Count how many lines contain "просто" and reply with that number only.

☆ ☆ ☆ ☆ ☆ ☆ ☆

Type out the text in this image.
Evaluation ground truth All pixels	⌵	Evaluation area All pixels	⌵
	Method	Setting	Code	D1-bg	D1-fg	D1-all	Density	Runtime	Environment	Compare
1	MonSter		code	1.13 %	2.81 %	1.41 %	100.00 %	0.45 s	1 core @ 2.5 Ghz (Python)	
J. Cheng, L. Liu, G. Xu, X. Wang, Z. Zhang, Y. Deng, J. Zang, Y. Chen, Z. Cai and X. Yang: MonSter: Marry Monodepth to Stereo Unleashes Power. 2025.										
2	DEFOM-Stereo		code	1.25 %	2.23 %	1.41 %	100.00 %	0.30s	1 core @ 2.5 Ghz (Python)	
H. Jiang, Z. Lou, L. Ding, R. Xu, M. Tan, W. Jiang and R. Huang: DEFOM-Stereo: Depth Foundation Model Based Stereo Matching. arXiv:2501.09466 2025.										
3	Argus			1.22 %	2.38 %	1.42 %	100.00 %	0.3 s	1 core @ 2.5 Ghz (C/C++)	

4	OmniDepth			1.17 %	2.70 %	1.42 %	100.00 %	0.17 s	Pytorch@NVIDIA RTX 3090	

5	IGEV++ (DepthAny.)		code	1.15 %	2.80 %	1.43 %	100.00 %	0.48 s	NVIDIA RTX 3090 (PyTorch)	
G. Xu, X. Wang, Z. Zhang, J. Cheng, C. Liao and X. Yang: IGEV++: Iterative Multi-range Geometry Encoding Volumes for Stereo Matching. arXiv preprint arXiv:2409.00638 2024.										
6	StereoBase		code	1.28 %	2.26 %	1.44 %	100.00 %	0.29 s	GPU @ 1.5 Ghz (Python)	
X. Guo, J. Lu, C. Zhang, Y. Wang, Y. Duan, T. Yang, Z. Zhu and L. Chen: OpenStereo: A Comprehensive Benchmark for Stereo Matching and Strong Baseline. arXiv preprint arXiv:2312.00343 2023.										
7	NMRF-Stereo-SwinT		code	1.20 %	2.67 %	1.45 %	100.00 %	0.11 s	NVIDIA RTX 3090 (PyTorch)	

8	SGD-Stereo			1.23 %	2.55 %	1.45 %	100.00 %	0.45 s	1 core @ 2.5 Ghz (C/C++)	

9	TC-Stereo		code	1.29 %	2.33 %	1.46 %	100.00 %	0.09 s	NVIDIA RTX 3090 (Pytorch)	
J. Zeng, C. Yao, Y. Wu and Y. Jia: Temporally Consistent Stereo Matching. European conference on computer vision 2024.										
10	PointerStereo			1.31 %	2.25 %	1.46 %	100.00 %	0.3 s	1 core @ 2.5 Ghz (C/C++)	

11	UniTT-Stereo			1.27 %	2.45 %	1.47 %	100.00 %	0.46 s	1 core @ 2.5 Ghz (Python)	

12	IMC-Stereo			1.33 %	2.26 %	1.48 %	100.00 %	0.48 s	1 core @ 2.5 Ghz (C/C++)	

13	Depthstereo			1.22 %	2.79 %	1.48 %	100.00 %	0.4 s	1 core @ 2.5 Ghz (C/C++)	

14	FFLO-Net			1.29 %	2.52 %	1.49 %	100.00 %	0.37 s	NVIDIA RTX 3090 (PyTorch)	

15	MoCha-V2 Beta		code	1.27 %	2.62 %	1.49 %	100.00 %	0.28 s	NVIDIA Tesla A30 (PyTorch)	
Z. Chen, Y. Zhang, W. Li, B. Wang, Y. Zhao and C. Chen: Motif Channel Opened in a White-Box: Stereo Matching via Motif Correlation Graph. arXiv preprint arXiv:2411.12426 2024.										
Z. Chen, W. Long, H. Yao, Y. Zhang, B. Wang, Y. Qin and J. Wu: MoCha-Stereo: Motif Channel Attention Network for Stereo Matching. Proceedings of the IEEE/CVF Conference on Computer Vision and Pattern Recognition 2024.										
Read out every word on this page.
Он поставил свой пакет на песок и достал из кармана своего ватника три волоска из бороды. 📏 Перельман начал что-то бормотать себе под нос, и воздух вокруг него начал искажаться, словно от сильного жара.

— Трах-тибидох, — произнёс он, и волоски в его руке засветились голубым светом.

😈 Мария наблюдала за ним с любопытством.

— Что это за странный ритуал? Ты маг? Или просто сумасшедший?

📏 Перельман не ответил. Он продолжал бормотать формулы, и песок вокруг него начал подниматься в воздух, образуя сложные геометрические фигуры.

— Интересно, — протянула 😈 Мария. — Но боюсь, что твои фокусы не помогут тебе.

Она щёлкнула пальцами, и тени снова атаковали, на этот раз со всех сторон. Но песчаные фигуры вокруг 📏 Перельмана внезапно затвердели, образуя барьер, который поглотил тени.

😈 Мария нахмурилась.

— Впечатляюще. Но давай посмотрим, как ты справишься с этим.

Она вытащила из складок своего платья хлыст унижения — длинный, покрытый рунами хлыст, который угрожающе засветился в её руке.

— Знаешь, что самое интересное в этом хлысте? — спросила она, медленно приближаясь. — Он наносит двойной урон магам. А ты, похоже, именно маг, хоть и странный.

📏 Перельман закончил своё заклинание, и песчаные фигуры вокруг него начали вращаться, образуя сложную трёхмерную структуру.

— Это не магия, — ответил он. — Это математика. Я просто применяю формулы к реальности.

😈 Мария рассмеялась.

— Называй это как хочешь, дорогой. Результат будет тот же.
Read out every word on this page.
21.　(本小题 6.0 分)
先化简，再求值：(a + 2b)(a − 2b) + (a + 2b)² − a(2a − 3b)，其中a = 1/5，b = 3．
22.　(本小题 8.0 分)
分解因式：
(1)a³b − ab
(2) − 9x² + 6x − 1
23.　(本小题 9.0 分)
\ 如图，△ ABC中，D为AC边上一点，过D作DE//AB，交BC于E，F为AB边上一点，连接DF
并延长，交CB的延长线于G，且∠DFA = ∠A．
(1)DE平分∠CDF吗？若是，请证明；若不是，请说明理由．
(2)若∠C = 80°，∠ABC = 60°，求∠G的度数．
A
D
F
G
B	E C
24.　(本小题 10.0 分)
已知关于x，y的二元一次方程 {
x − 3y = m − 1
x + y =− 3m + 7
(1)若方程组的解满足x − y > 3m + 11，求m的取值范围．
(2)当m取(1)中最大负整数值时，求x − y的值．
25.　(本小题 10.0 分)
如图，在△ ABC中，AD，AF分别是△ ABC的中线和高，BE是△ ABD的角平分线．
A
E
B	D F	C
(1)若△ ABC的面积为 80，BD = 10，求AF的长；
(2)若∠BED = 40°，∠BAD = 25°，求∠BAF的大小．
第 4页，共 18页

☆ ☆ ☆ ☆ ☆ ☆ ☆

## Solution
2